### Task data
>> START

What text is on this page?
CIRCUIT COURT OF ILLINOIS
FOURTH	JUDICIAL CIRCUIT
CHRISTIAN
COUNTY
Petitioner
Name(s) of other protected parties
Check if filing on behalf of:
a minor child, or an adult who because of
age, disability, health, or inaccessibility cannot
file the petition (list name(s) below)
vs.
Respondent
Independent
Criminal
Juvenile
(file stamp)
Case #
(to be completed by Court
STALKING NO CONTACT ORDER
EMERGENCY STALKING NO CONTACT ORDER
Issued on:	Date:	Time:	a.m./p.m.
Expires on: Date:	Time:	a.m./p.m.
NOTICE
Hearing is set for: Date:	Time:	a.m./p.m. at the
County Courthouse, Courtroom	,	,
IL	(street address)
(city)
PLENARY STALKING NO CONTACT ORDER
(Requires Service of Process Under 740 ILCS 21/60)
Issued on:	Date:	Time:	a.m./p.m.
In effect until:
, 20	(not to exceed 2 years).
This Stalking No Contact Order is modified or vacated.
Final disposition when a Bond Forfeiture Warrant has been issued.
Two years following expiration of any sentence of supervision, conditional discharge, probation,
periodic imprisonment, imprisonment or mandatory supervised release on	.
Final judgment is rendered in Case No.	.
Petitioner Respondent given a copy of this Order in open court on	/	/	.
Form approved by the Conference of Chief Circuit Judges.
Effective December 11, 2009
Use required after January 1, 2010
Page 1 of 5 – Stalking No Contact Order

>> END

### What is expected
Print out the whole listing exactly as it appears.

### Full output
What text is on this page?
CIRCUIT COURT OF ILLINOIS
FOURTH	JUDICIAL CIRCUIT
CHRISTIAN
COUNTY
Petitioner
Name(s) of other protected parties
Check if filing on behalf of:
a minor child, or an adult who because of
age, disability, health, or inaccessibility cannot
file the petition (list name(s) below)
vs.
Respondent
Independent
Criminal
Juvenile
(file stamp)
Case #
(to be completed by Court
STALKING NO CONTACT ORDER
EMERGENCY STALKING NO CONTACT ORDER
Issued on:	Date:	Time:	a.m./p.m.
Expires on: Date:	Time:	a.m./p.m.
NOTICE
Hearing is set for: Date:	Time:	a.m./p.m. at the
County Courthouse, Courtroom	,	,
IL	(street address)
(city)
PLENARY STALKING NO CONTACT ORDER
(Requires Service of Process Under 740 ILCS 21/60)
Issued on:	Date:	Time:	a.m./p.m.
In effect until:
, 20	(not to exceed 2 years).
This Stalking No Contact Order is modified or vacated.
Final disposition when a Bond Forfeiture Warrant has been issued.
Two years following expiration of any sentence of supervision, conditional discharge, probation,
periodic imprisonment, imprisonment or mandatory supervised release on	.
Final judgment is rendered in Case No.	.
Petitioner Respondent given a copy of this Order in open court on	/	/	.
Form approved by the Conference of Chief Circuit Judges.
Effective December 11, 2009
Use required after January 1, 2010
Page 1 of 5 – Stalking No Contact Order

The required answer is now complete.